#### Challenge:
Extract every line below, verbatim.
-- Begin Data entries --
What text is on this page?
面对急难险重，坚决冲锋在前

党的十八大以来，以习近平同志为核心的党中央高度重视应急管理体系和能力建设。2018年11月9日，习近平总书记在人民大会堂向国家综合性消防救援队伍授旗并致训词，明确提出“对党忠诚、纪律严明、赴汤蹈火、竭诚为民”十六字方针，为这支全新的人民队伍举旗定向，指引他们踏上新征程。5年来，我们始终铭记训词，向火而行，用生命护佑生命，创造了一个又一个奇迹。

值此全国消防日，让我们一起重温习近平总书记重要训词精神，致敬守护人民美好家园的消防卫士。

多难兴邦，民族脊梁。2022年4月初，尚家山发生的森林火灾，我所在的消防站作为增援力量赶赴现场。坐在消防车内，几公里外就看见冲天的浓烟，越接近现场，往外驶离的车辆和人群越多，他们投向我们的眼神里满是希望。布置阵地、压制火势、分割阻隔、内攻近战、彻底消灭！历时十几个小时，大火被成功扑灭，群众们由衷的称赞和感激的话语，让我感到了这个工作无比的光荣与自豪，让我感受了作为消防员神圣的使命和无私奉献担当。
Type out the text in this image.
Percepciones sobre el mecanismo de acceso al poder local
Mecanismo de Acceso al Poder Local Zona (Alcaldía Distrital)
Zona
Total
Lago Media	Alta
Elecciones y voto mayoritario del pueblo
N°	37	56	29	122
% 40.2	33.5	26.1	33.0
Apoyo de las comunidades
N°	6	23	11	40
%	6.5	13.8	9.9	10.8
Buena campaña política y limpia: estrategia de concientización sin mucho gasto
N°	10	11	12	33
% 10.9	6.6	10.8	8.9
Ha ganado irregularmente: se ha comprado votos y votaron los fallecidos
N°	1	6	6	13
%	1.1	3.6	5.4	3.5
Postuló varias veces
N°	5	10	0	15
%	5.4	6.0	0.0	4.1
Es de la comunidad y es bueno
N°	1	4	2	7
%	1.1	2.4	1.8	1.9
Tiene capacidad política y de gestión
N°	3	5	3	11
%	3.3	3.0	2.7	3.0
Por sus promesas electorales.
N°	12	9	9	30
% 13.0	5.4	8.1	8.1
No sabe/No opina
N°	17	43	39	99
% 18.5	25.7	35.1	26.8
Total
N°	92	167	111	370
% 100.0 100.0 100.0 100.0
-- End Data entries --
#### Answer to this task:
What text is on this page?
面对急难险重，坚决冲锋在前

党的十八大以来，以习近平同志为核心的党中央高度重视应急管理体系和能力建设。2018年11月9日，习近平总书记在人民大会堂向国家综合性消防救援队伍授旗并致训词，明确提出“对党忠诚、纪律严明、赴汤蹈火、竭诚为民”十六字方针，为这支全新的人民队伍举旗定向，指引他们踏上新征程。5年来，我们始终铭记训词，向火而行，用生命护佑生命，创造了一个又一个奇迹。

值此全国消防日，让我们一起重温习近平总书记重要训词精神，致敬守护人民美好家园的消防卫士。

多难兴邦，民族脊梁。2022年4月初，尚家山发生的森林火灾，我所在的消防站作为增援力量赶赴现场。坐在消防车内，几公里外就看见冲天的浓烟，越接近现场，往外驶离的车辆和人群越多，他们投向我们的眼神里满是希望。布置阵地、压制火势、分割阻隔、内攻近战、彻底消灭！历时十几个小时，大火被成功扑灭，群众们由衷的称赞和感激的话语，让我感到了这个工作无比的光荣与自豪，让我感受了作为消防员神圣的使命和无私奉献担当。
Type out the text in this image.
Percepciones sobre el mecanismo de acceso al poder local
Mecanismo de Acceso al Poder Local Zona (Alcaldía Distrital)
Zona
Total
Lago Media	Alta
Elecciones y voto mayoritario del pueblo
N°	37	56	29	122
% 40.2	33.5	26.1	33.0
Apoyo de las comunidades
N°	6	23	11	40
%	6.5	13.8	9.9	10.8
Buena campaña política y limpia: estrategia de concientización sin mucho gasto
N°	10	11	12	33
% 10.9	6.6	10.8	8.9
Ha ganado irregularmente: se ha comprado votos y votaron los fallecidos
N°	1	6	6	13
%	1.1	3.6	5.4	3.5
Postuló varias veces
N°	5	10	0	15
%	5.4	6.0	0.0	4.1
Es de la comunidad y es bueno
N°	1	4	2	7
%	1.1	2.4	1.8	1.9
Tiene capacidad política y de gestión
N°	3	5	3	11
%	3.3	3.0	2.7	3.0
Por sus promesas electorales.
N°	12	9	9	30
% 13.0	5.4	8.1	8.1
No sabe/No opina
N°	17	43	39	99
% 18.5	25.7	35.1	26.8
Total
N°	92	167	111	370
% 100.0 100.0 100.0 100.0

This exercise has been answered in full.